MATERIAL PROVIDED Block Start

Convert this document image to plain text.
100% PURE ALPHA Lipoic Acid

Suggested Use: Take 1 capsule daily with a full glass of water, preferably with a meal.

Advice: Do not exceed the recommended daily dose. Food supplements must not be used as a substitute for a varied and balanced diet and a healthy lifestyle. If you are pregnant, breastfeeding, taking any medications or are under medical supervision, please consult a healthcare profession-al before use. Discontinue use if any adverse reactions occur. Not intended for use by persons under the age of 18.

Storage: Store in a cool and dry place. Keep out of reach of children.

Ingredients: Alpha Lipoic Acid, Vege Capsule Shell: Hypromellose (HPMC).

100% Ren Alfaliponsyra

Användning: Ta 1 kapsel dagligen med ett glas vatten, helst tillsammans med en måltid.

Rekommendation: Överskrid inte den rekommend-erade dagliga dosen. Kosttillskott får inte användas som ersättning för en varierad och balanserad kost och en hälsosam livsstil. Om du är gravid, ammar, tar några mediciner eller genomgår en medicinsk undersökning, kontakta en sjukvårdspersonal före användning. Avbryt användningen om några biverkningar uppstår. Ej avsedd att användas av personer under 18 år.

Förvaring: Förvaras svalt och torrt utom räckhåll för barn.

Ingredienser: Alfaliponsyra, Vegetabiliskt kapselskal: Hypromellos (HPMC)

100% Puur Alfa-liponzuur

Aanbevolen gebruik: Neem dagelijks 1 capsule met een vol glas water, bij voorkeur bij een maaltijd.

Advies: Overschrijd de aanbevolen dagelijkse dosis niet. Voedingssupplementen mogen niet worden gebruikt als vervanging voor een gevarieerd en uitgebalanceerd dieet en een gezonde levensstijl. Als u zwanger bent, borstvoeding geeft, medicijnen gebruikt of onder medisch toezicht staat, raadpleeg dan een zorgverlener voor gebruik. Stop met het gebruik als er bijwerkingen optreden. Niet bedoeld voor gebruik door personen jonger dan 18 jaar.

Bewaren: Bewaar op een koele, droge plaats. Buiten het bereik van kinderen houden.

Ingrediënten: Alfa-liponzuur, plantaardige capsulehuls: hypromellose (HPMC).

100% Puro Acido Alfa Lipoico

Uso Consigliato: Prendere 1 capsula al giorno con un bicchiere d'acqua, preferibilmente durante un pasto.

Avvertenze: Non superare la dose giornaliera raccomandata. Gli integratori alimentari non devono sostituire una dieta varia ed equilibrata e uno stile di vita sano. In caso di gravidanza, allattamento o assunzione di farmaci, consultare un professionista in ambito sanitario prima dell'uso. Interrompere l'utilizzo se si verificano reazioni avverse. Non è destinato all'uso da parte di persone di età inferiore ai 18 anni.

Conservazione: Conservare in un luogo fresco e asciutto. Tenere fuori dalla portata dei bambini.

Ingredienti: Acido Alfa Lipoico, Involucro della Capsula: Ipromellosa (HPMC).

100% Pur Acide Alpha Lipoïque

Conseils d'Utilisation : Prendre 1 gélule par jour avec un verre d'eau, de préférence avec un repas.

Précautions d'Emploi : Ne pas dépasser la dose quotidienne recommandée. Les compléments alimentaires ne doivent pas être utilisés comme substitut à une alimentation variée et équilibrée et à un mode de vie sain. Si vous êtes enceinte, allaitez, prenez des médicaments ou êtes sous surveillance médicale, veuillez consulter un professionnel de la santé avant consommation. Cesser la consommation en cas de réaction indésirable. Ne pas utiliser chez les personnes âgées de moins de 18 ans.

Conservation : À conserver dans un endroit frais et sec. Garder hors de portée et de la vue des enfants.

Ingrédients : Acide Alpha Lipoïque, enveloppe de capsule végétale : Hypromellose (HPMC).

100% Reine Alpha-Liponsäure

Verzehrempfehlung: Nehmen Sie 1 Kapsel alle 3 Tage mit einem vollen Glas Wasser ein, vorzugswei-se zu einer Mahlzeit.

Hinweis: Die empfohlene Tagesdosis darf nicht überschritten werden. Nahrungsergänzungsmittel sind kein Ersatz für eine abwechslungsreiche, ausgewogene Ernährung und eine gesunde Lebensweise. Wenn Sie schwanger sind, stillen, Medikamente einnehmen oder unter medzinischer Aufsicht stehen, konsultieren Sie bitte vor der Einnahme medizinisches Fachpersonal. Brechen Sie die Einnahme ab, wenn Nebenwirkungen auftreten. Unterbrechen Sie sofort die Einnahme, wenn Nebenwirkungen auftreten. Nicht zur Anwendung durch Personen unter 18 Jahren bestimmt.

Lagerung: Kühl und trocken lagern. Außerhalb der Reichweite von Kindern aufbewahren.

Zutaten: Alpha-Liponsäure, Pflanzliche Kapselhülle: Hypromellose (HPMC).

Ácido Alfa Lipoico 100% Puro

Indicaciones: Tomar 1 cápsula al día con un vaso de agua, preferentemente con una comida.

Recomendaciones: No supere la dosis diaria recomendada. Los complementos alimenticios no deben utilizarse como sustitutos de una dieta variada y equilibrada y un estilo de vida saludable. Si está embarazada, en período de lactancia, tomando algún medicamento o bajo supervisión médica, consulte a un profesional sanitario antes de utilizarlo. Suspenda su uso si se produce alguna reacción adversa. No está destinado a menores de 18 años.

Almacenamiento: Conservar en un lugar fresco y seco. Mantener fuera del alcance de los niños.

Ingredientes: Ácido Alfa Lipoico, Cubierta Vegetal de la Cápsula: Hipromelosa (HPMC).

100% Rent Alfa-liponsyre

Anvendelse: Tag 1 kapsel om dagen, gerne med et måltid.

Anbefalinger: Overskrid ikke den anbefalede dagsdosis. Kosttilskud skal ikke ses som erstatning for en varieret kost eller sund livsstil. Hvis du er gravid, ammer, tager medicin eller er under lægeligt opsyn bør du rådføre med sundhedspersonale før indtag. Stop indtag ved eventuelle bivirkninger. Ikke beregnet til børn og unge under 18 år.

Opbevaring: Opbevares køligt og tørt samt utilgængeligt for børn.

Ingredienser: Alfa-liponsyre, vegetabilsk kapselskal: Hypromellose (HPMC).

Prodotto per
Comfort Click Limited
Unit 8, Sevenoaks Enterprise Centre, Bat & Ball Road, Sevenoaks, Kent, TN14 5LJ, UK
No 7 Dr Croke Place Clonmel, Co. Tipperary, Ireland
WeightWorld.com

MATERIAL PROVIDED Block End

Find the string "liponzuur" in the entries above and return each line that holds it.

100% Puur Alfa-liponzuur
Ingrediënten: Alfa-liponzuur, plantaardige capsulehuls: hypromellose (HPMC).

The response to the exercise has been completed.